§ **YOUR TASK**: Show each line of the data below that has the string "csatlakozódugót" in it.

§ **SUPPLIED INFORMATION**:
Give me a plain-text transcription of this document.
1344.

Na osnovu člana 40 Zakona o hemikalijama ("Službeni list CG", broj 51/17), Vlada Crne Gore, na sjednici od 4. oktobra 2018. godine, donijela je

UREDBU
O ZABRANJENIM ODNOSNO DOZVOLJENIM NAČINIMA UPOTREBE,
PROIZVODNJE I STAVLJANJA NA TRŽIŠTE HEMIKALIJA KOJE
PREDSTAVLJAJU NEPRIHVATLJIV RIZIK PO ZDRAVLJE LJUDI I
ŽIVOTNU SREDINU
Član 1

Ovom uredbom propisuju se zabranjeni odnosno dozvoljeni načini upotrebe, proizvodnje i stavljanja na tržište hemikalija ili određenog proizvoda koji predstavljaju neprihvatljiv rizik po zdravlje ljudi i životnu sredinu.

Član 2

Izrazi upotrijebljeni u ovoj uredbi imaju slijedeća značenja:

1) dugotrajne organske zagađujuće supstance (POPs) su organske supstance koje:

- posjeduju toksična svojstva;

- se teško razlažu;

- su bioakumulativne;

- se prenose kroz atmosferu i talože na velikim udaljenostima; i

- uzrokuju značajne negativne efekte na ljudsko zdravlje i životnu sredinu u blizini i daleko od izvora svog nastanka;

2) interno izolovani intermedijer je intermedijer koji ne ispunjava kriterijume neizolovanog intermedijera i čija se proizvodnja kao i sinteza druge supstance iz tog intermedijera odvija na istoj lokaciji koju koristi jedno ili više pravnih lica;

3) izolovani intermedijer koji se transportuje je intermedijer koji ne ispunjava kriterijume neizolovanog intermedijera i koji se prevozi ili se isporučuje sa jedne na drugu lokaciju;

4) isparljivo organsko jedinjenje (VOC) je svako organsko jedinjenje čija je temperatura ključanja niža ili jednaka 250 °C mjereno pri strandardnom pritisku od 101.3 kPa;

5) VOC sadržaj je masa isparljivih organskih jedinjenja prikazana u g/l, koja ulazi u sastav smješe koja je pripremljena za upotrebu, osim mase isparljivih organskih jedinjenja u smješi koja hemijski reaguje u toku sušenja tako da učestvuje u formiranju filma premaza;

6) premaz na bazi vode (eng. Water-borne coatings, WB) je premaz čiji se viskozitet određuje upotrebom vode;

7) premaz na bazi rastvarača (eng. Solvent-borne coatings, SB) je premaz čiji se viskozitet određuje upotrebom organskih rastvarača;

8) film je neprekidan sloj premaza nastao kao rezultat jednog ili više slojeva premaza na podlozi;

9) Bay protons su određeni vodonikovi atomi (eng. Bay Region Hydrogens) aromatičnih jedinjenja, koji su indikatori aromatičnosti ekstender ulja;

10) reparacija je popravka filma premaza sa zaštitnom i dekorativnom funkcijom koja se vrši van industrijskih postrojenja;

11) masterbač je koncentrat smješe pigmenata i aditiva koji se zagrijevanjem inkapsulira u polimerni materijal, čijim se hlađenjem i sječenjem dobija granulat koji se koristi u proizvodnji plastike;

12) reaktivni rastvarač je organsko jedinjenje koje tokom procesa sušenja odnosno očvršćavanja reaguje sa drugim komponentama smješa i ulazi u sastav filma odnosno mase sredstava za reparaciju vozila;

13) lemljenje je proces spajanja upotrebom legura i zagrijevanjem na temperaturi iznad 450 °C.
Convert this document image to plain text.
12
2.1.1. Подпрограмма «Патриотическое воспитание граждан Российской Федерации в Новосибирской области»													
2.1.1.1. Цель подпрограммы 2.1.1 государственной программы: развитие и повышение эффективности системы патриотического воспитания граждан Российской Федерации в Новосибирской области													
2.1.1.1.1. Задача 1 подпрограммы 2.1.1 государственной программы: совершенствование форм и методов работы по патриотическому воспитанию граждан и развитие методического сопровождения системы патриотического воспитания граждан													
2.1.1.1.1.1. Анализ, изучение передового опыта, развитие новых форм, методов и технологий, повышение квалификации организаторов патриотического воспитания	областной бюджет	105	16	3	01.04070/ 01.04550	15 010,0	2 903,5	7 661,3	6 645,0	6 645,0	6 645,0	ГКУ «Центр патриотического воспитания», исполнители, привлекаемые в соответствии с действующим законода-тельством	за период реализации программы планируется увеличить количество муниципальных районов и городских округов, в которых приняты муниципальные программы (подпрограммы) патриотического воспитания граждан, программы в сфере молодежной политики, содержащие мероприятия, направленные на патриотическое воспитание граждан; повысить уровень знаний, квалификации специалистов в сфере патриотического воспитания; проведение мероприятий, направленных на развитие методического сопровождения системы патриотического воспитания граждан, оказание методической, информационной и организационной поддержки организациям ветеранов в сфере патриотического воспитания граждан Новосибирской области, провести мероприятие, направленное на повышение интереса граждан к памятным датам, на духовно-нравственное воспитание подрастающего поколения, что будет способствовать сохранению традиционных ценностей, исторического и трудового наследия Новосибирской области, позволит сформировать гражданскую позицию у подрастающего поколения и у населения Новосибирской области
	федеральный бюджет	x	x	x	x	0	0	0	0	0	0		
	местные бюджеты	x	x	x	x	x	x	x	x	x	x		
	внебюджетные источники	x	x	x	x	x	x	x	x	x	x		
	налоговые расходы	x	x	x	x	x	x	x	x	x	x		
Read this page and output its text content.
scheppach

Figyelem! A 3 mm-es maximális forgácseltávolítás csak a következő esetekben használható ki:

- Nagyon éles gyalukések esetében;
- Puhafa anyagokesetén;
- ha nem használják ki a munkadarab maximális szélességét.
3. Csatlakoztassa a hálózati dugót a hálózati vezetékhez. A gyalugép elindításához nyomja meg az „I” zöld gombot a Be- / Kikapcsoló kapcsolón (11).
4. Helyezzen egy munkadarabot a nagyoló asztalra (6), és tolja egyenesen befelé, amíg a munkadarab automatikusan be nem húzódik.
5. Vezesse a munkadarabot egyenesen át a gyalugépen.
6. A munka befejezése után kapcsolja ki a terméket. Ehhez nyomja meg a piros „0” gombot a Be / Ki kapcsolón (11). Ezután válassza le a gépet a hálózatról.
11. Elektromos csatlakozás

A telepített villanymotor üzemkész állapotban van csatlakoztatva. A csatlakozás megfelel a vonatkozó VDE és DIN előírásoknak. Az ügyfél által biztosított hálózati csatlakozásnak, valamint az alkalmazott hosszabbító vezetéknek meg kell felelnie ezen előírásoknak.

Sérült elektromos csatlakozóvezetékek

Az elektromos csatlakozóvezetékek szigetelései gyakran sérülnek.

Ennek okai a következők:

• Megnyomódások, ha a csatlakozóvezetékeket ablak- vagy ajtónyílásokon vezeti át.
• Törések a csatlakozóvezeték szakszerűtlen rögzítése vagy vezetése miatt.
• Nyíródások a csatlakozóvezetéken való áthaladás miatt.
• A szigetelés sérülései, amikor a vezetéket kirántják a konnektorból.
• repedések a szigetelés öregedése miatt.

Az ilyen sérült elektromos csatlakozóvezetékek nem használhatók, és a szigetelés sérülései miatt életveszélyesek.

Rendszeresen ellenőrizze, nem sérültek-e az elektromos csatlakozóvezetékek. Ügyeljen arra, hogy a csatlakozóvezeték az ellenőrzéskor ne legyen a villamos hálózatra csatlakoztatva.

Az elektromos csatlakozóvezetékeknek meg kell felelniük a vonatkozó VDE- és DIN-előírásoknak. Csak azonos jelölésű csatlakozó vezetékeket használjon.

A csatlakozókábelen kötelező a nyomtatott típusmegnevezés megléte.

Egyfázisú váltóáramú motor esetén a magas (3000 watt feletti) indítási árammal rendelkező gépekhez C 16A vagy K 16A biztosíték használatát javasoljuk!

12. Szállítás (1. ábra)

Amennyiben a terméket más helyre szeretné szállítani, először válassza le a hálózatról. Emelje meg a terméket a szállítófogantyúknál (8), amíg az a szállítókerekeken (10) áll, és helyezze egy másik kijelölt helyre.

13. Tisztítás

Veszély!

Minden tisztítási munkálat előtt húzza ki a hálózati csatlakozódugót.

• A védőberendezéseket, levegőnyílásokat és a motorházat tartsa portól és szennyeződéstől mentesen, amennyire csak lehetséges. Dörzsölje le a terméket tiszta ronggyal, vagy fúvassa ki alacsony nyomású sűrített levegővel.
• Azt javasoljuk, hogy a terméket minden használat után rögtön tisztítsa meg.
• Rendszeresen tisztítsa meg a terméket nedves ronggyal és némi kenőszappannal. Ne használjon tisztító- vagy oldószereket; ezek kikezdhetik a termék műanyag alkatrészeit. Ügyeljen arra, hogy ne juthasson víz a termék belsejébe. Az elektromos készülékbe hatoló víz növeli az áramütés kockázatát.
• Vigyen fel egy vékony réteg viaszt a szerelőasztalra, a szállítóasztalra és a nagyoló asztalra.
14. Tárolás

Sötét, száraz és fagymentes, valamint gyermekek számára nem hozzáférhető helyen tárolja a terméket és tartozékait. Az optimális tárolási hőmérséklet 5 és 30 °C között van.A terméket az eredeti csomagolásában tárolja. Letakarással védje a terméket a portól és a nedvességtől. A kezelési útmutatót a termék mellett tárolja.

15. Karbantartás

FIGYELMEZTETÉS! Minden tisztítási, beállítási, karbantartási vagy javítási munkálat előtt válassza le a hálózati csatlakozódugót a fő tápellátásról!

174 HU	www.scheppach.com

§ **EXERCISE SOLUTION**:
Minden tisztítási munkálat előtt húzza ki a hálózati csatlakozódugót.
FIGYELMEZTETÉS! Minden tisztítási, beállítási, karbantartási vagy javítási munkálat előtt válassza le a hálózati csatlakozódugót a fő tápellátásról!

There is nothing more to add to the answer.